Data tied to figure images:
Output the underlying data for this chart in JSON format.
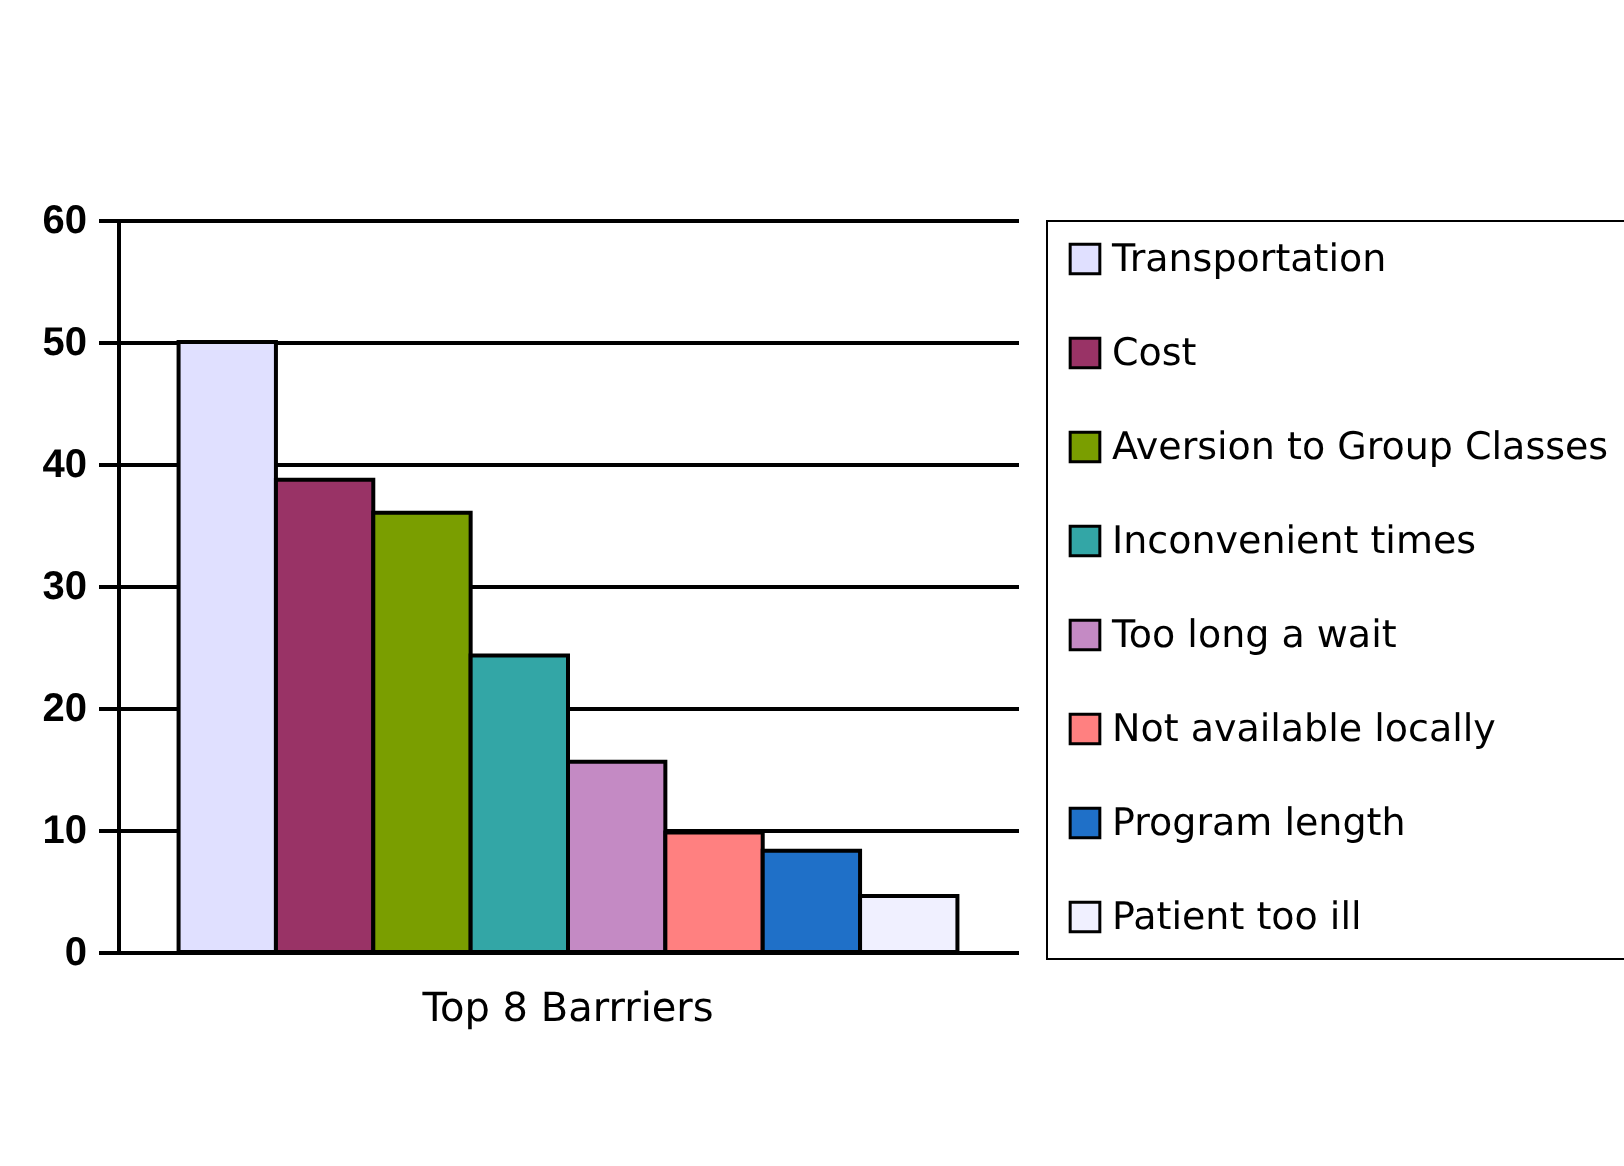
{
  "chart_data": {
    "type": "bar",
    "categories": [
      "Top 8 Barrriers"
    ],
    "series": [
      {
        "name": "Transportation",
        "color": "#e0e0ff",
        "values": [
          50
        ]
      },
      {
        "name": "Cost",
        "color": "#993366",
        "values": [
          38.7
        ]
      },
      {
        "name": "Aversion to Group Classes",
        "color": "#7a9e00",
        "values": [
          36
        ]
      },
      {
        "name": "Inconvenient times",
        "color": "#33a6a6",
        "values": [
          24.3
        ]
      },
      {
        "name": "Too long a wait",
        "color": "#c48ac4",
        "values": [
          15.6
        ]
      },
      {
        "name": "Not available locally",
        "color": "#ff8080",
        "values": [
          9.8
        ]
      },
      {
        "name": "Program length",
        "color": "#1f70c8",
        "values": [
          8.3
        ]
      },
      {
        "name": "Patient too ill",
        "color": "#f0f0ff",
        "values": [
          4.6
        ]
      }
    ],
    "ylim": [
      0,
      60
    ],
    "yticks": [
      0,
      10,
      20,
      30,
      40,
      50,
      60
    ],
    "grid": "y",
    "legend": "right"
  }
}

What you need to do.
Quote the records in full and exactly; skip any image.

Task answer.
Output the underlying data for this chart in JSON format.
{
  "chart_data": {
    "type": "bar",
    "categories": [
      "Top 8 Barrriers"
    ],
    "series": [
      {
        "name": "Transportation",
        "color": "#e0e0ff",
        "values": [
          50
        ]
      },
      {
        "name": "Cost",
        "color": "#993366",
        "values": [
          38.7
        ]
      },
      {
        "name": "Aversion to Group Classes",
        "color": "#7a9e00",
        "values": [
          36
        ]
      },
      {
        "name": "Inconvenient times",
        "color": "#33a6a6",
        "values": [
          24.3
        ]
      },
      {
        "name": "Too long a wait",
        "color": "#c48ac4",
        "values": [
          15.6
        ]
      },
      {
        "name": "Not available locally",
        "color": "#ff8080",
        "values": [
          9.8
        ]
      },
      {
        "name": "Program length",
        "color": "#1f70c8",
        "values": [
          8.3
        ]
      },
      {
        "name": "Patient too ill",
        "color": "#f0f0ff",
        "values": [
          4.6
        ]
      }
    ],
    "ylim": [
      0,
      60
    ],
    "yticks": [
      0,
      10,
      20,
      30,
      40,
      50,
      60
    ],
    "grid": "y",
    "legend": "right"
  }
}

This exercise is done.